Work required:
Locate and copy all lines bearing the word "单一家族办公室".
— Begin Records for processing —
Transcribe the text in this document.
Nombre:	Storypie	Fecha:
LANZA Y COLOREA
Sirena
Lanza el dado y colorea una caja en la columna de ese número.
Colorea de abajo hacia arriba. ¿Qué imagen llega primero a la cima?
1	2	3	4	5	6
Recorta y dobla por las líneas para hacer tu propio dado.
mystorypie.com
— End Records for processing —
— Begin Records for processing —
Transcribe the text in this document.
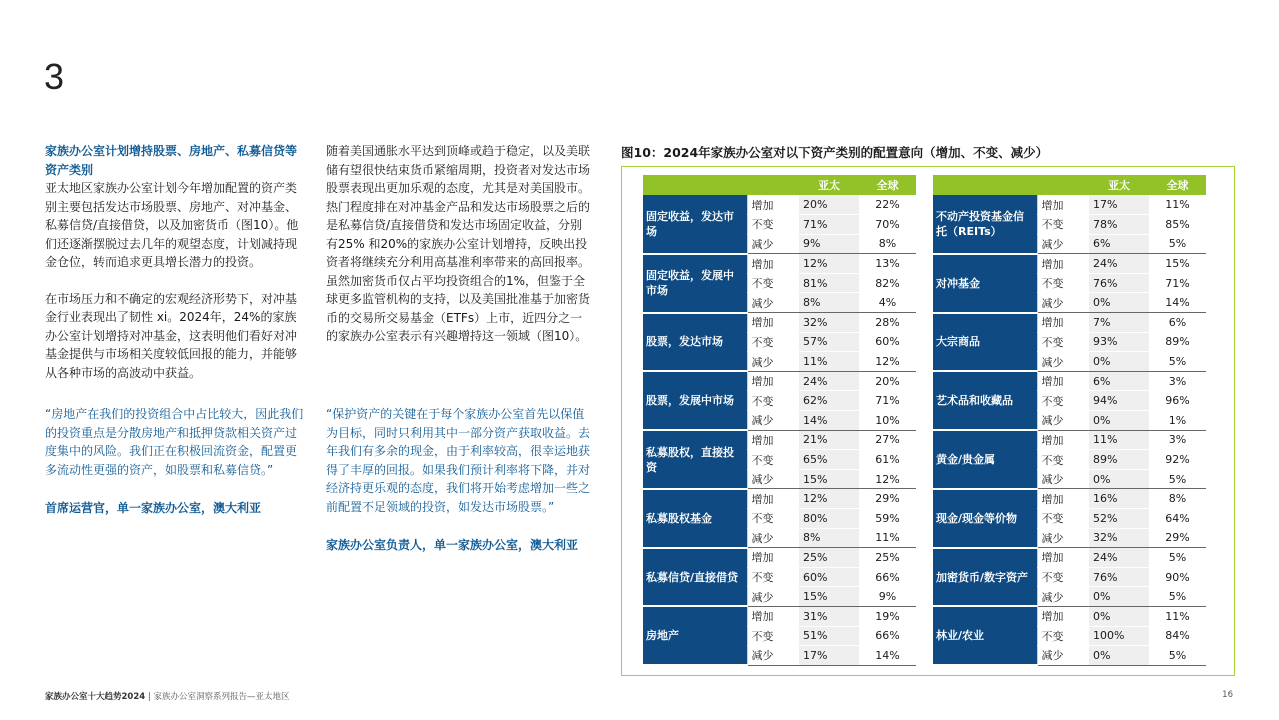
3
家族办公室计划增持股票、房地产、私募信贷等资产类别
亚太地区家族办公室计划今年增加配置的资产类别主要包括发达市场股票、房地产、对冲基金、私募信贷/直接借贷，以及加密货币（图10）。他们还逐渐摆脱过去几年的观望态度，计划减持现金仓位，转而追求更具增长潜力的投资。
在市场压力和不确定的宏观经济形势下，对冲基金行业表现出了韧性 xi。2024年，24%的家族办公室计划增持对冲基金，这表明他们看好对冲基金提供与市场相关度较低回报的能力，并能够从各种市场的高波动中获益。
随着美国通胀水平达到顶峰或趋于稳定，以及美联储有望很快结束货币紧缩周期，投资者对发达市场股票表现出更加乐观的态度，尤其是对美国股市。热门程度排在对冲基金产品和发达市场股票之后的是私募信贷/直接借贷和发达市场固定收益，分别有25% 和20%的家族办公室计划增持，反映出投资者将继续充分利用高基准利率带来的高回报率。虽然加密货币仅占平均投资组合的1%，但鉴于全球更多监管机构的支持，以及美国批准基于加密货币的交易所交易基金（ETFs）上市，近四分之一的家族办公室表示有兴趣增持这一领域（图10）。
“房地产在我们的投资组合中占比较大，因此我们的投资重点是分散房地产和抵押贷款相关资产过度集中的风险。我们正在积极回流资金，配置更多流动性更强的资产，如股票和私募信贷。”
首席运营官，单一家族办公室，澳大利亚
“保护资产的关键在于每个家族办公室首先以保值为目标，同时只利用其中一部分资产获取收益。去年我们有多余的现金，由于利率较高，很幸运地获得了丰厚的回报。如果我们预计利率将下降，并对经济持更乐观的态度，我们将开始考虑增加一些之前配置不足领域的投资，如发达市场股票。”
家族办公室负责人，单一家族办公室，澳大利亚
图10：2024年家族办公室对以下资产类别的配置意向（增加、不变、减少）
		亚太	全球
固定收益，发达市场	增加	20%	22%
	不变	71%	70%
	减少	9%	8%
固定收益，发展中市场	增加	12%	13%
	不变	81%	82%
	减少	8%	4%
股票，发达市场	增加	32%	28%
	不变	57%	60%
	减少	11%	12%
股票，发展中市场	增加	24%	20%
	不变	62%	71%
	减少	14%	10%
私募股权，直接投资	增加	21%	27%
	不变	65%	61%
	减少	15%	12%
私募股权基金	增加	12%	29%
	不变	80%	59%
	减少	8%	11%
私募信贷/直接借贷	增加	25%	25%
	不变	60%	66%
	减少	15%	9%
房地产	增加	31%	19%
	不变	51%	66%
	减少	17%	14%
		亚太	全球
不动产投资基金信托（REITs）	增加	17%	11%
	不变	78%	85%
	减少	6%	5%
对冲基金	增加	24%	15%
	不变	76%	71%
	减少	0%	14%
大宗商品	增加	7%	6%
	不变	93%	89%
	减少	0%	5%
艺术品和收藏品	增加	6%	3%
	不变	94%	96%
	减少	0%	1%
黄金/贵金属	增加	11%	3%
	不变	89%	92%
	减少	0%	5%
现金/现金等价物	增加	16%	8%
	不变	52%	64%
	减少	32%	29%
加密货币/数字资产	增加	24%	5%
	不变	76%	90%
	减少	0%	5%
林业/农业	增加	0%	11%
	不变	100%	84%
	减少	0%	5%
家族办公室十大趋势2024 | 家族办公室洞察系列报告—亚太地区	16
— End Records for processing —
Exercise output:
首席运营官，单一家族办公室，澳大利亚
家族办公室负责人，单一家族办公室，澳大利亚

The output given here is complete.